◆ Given problem
Pull out every line in the data that has the string "equipo" in it.

Data records:
## Start
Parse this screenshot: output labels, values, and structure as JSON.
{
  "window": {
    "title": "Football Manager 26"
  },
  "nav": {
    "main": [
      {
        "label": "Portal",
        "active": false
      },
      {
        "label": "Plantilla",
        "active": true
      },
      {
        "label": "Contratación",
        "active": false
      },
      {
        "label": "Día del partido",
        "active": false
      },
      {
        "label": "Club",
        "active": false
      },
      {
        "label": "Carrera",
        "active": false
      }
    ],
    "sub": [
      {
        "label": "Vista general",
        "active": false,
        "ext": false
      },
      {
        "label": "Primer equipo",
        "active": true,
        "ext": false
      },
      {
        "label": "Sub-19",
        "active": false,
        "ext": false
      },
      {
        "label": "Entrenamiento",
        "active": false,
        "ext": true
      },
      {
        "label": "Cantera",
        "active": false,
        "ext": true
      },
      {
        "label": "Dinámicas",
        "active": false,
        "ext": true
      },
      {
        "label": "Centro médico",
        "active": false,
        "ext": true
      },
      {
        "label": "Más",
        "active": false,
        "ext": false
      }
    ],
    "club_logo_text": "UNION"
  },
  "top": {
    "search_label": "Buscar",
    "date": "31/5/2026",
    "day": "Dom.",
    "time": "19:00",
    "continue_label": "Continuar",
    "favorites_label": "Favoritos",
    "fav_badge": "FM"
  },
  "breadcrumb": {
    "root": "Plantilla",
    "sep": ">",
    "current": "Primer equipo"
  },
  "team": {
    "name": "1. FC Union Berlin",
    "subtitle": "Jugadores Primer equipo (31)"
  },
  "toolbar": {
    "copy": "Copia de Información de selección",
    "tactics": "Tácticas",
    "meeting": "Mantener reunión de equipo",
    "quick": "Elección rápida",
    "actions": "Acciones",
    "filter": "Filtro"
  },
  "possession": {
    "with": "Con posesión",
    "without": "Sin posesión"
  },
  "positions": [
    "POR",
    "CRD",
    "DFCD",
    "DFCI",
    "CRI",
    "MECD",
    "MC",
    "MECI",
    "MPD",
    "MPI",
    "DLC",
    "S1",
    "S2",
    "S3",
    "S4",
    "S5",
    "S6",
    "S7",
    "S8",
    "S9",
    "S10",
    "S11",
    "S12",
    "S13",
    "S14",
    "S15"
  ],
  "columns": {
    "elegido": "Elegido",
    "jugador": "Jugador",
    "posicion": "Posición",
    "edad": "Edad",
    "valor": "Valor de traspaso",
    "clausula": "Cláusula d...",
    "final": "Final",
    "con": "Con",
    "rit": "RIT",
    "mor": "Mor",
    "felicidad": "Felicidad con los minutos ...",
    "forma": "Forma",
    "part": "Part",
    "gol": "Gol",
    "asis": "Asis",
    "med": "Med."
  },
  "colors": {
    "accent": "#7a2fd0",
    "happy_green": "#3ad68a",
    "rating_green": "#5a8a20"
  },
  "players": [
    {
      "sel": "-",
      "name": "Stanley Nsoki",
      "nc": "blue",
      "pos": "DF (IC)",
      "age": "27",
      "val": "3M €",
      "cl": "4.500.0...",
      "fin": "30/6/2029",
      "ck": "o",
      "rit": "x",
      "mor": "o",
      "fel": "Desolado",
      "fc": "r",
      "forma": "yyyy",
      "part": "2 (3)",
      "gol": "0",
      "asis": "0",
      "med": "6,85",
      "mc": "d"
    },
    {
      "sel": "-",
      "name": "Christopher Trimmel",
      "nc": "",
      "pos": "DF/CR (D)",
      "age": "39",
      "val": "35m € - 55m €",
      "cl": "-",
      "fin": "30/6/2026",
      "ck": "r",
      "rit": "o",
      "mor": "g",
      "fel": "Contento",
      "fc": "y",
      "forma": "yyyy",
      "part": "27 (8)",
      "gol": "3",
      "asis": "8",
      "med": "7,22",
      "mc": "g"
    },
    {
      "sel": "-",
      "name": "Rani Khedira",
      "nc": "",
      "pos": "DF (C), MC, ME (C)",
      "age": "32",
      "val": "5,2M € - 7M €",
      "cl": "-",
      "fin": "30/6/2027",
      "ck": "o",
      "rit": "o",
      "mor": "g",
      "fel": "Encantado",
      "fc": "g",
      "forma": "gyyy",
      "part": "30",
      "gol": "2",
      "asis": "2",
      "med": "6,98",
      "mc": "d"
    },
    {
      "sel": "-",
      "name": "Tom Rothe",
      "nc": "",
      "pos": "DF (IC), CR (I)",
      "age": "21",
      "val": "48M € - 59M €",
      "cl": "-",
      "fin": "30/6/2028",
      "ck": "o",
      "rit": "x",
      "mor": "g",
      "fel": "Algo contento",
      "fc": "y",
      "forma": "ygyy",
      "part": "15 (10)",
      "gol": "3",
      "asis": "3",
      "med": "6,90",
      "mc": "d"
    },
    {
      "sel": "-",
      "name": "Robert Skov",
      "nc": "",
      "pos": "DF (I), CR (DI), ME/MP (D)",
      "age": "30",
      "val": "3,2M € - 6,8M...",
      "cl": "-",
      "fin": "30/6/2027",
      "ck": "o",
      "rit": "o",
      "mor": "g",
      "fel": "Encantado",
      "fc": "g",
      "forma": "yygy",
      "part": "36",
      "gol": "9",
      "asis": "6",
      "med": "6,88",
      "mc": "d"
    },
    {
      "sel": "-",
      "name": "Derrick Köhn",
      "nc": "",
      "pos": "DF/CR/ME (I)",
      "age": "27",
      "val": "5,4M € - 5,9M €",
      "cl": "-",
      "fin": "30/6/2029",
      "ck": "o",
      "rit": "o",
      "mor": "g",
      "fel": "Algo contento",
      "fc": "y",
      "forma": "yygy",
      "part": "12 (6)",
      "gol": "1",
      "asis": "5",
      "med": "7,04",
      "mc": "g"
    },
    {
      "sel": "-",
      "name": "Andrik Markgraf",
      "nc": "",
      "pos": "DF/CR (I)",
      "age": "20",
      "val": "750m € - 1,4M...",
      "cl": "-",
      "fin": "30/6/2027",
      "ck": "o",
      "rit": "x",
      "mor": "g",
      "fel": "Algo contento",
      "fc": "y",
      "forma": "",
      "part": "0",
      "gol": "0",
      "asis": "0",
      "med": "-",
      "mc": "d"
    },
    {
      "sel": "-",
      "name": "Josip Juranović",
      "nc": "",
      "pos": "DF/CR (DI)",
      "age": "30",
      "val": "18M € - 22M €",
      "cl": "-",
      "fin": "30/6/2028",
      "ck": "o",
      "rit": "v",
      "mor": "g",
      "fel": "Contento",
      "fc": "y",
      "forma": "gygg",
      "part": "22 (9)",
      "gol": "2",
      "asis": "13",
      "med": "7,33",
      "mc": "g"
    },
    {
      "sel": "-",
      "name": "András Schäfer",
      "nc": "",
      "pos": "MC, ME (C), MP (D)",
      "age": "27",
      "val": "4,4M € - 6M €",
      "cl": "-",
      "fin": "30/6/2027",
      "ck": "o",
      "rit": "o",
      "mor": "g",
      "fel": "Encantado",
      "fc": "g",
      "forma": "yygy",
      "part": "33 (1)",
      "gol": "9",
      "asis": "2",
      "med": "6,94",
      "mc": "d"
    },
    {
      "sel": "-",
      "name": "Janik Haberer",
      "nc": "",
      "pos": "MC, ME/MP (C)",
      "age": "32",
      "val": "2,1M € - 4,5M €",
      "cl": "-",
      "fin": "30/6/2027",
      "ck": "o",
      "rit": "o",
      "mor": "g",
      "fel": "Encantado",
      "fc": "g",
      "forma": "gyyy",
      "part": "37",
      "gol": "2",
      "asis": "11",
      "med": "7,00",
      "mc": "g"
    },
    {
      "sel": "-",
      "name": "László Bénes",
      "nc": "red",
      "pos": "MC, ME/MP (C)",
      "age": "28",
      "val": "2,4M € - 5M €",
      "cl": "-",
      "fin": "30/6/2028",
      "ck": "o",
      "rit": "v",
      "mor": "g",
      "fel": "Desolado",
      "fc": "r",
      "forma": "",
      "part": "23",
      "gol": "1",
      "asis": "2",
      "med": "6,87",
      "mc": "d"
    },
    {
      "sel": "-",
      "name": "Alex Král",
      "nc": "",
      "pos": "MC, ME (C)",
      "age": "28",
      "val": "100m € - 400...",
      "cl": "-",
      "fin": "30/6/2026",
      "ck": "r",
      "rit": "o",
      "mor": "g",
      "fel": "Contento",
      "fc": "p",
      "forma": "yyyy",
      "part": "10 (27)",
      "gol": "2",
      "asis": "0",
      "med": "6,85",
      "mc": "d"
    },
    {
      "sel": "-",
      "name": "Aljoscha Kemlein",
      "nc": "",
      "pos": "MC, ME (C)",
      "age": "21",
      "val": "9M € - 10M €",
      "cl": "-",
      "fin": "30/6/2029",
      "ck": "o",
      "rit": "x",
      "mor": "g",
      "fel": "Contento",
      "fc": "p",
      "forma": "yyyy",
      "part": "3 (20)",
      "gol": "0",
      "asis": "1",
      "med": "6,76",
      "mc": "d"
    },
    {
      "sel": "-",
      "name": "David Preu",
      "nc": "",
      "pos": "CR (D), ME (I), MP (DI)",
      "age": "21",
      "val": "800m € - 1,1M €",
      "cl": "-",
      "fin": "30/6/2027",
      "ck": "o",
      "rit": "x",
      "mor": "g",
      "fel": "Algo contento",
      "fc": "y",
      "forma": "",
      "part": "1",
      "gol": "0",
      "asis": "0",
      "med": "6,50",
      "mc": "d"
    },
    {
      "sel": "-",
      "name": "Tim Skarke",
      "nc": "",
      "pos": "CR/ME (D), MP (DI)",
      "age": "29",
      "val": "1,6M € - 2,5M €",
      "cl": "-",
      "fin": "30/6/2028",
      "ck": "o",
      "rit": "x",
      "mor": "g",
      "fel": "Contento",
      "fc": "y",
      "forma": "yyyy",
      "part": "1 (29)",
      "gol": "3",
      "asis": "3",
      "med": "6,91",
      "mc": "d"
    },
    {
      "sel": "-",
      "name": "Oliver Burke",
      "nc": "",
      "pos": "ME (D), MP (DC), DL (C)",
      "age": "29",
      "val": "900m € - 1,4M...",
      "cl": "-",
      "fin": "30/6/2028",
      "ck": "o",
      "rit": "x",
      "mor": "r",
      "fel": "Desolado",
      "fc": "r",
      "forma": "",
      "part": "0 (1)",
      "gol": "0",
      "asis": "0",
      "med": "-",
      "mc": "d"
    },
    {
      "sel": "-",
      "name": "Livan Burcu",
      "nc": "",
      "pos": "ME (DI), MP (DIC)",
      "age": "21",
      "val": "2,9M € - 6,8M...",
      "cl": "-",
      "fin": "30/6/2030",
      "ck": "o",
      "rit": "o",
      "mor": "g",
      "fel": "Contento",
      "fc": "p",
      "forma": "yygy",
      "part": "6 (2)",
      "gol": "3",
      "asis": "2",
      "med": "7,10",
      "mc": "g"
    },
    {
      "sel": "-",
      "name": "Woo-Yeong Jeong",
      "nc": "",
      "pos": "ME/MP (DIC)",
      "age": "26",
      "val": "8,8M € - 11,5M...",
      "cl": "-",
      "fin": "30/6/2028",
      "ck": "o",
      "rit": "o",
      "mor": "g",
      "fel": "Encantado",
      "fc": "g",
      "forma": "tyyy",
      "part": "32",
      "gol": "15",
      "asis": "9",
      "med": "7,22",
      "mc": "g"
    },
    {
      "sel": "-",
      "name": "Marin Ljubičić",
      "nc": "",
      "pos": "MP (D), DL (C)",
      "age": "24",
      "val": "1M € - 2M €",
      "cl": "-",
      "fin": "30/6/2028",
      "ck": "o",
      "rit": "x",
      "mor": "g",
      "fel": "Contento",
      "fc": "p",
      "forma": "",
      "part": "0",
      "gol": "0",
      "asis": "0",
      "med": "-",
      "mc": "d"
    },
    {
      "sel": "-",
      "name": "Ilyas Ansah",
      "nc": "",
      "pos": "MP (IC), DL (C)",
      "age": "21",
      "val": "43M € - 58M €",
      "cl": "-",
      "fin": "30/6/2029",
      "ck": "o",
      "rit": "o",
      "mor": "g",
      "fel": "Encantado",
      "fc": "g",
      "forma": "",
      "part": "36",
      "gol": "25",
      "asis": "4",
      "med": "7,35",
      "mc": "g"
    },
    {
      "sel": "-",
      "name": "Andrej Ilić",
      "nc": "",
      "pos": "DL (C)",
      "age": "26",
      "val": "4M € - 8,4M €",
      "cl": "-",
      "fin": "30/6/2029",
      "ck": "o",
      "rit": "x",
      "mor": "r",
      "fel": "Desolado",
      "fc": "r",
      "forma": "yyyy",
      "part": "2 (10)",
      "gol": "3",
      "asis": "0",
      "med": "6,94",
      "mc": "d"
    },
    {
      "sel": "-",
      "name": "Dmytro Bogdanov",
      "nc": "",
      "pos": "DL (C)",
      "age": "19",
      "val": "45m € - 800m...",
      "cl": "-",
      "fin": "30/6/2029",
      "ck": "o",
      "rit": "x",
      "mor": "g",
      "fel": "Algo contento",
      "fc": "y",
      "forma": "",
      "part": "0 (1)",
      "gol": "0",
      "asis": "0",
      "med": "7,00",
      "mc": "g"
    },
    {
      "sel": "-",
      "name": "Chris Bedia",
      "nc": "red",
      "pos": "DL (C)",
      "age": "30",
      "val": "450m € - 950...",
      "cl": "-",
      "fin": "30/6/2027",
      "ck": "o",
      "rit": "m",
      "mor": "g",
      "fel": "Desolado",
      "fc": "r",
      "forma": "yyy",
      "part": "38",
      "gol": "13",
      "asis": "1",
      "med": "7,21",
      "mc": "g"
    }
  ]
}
## End
◆ Answer below
        "label": "Primer equipo",
    "current": "Primer equipo"
    "subtitle": "Jugadores Primer equipo (31)"
    "meeting": "Mantener reunión de equipo",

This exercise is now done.